To be done:
Pictures within the data are to be left out; everything else must be reproduced exactly.

Recorded data:

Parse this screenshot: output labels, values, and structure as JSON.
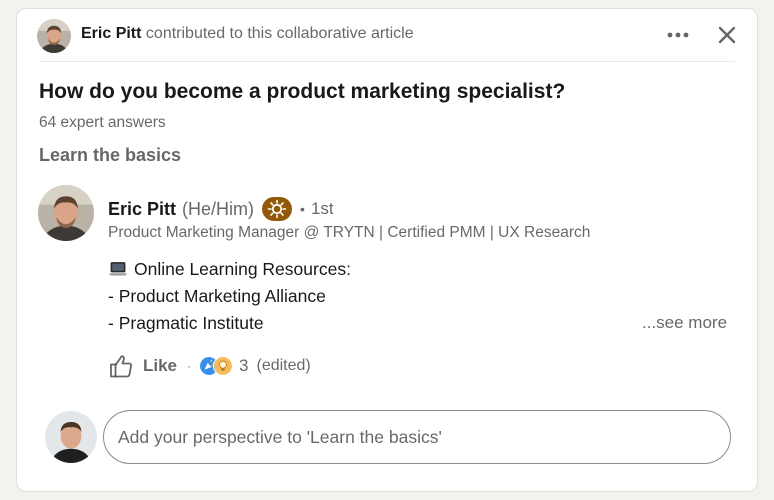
{
  "header": {
    "contributor_name": "Eric Pitt",
    "contributor_text": "contributed to this collaborative article",
    "more_icon": "ellipsis-icon",
    "close_icon": "close-icon"
  },
  "article": {
    "title": "How do you become a product marketing specialist?",
    "answers_count": "64 expert answers",
    "section": "Learn the basics"
  },
  "contribution": {
    "author_name": "Eric Pitt",
    "pronouns": "(He/Him)",
    "badge_icon": "top-voice-lightbulb-icon",
    "separator": "•",
    "degree": "1st",
    "headline": "Product Marketing Manager @ TRYTN | Certified PMM | UX Research",
    "lines": [
      "Online Learning Resources:",
      "- Product Marketing Alliance",
      "- Pragmatic Institute"
    ],
    "leading_icon": "laptop-icon",
    "see_more": "...see more",
    "like_label": "Like",
    "action_separator": "·",
    "reactions_count": "3",
    "edited": "(edited)",
    "reaction_icons": [
      "celebrate-icon",
      "insightful-icon"
    ]
  },
  "composer": {
    "placeholder": "Add your perspective to 'Learn the basics'"
  },
  "colors": {
    "badge": "#915907",
    "celebrate": "#378fe9",
    "insightful": "#f5bb5c",
    "page_bg": "#f4f2ee"
  }
}
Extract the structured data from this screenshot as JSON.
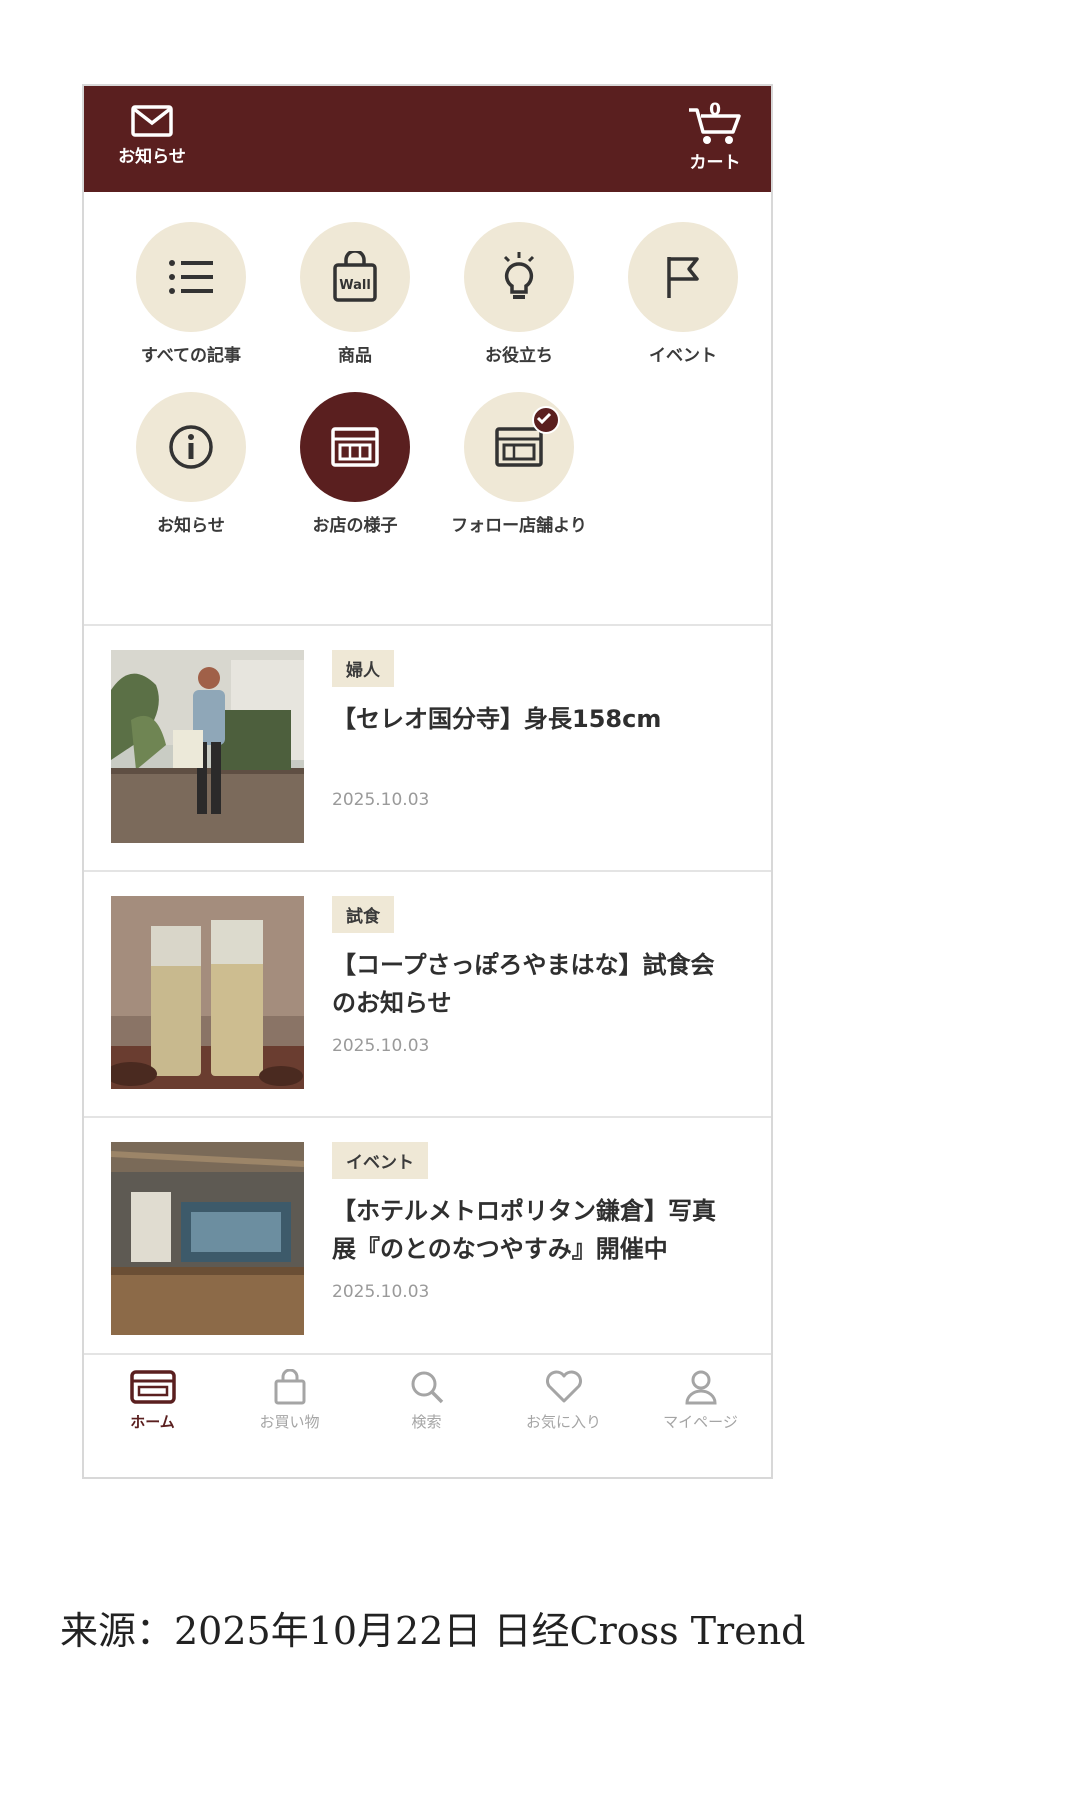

Task result:
Parse this screenshot: output labels, values, and structure as JSON.
{
  "header": {
    "contributor_name": "Eric Pitt",
    "contributor_text": "contributed to this collaborative article",
    "more_icon": "ellipsis-icon",
    "close_icon": "close-icon"
  },
  "article": {
    "title": "How do you become a product marketing specialist?",
    "answers_count": "64 expert answers",
    "section": "Learn the basics"
  },
  "contribution": {
    "author_name": "Eric Pitt",
    "pronouns": "(He/Him)",
    "badge_icon": "top-voice-lightbulb-icon",
    "separator": "•",
    "degree": "1st",
    "headline": "Product Marketing Manager @ TRYTN | Certified PMM | UX Research",
    "lines": [
      "Online Learning Resources:",
      "- Product Marketing Alliance",
      "- Pragmatic Institute"
    ],
    "leading_icon": "laptop-icon",
    "see_more": "...see more",
    "like_label": "Like",
    "action_separator": "·",
    "reactions_count": "3",
    "edited": "(edited)",
    "reaction_icons": [
      "celebrate-icon",
      "insightful-icon"
    ]
  },
  "composer": {
    "placeholder": "Add your perspective to 'Learn the basics'"
  },
  "colors": {
    "badge": "#915907",
    "celebrate": "#378fe9",
    "insightful": "#f5bb5c",
    "page_bg": "#f4f2ee"
  }
}
Extract the structured data from this screenshot as JSON.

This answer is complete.